● Input data:
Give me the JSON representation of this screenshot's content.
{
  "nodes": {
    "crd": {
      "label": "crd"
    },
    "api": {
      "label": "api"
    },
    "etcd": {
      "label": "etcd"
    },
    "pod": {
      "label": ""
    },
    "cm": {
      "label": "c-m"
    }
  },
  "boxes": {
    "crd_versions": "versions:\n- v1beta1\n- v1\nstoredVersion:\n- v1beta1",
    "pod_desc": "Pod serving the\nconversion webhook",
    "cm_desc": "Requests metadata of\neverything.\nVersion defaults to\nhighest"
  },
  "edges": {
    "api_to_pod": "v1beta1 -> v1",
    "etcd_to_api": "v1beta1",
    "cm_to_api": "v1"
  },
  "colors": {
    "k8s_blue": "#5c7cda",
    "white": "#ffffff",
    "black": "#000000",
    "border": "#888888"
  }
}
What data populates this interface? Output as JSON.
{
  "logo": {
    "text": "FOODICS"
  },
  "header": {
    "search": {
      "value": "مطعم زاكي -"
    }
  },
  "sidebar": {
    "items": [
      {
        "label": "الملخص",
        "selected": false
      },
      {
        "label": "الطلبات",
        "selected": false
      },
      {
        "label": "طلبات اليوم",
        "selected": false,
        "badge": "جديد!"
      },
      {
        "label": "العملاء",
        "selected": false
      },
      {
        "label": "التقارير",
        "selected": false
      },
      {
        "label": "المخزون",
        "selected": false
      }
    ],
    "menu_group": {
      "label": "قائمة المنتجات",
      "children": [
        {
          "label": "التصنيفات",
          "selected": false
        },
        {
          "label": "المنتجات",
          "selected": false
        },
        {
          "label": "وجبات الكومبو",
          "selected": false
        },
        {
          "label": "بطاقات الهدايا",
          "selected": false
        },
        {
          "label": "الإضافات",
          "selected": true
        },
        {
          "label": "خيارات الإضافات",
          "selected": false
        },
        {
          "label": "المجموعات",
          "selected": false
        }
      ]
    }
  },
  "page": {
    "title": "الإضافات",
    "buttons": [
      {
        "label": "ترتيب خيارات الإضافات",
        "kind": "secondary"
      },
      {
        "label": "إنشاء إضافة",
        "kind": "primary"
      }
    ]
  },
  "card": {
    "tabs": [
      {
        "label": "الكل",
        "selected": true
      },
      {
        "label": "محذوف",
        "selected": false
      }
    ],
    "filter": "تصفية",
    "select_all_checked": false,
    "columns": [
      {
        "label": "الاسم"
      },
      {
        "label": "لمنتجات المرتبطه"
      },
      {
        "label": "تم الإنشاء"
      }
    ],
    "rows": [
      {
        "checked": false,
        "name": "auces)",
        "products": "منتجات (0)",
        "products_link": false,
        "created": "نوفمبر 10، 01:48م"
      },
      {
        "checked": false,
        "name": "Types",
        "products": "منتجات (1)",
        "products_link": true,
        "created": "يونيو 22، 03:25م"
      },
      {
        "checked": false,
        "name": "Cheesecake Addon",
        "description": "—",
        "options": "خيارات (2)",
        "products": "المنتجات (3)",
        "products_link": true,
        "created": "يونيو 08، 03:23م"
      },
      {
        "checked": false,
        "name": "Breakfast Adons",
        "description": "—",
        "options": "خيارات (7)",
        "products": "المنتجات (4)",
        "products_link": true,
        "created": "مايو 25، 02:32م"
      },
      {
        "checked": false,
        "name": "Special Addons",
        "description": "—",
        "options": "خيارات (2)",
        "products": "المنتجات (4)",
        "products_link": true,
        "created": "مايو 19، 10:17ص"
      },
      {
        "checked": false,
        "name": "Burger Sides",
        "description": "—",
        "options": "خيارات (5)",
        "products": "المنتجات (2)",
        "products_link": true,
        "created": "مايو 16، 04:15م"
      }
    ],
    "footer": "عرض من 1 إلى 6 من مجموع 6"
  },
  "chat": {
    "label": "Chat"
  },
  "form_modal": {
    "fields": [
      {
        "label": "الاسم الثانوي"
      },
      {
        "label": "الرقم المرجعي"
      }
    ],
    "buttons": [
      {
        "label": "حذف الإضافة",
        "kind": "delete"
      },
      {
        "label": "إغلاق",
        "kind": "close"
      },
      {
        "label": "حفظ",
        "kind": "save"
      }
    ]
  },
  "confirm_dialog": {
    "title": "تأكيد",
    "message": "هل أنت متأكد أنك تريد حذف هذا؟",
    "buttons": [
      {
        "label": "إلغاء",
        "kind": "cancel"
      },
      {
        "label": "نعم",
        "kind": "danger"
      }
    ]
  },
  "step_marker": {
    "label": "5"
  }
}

● Stated exercise:
Identify lines with the string "kind". Copy each one.

● Exercise answer:
        "kind": "secondary"
        "kind": "primary"
        "kind": "delete"
        "kind": "close"
        "kind": "save"
        "kind": "cancel"
        "kind": "danger"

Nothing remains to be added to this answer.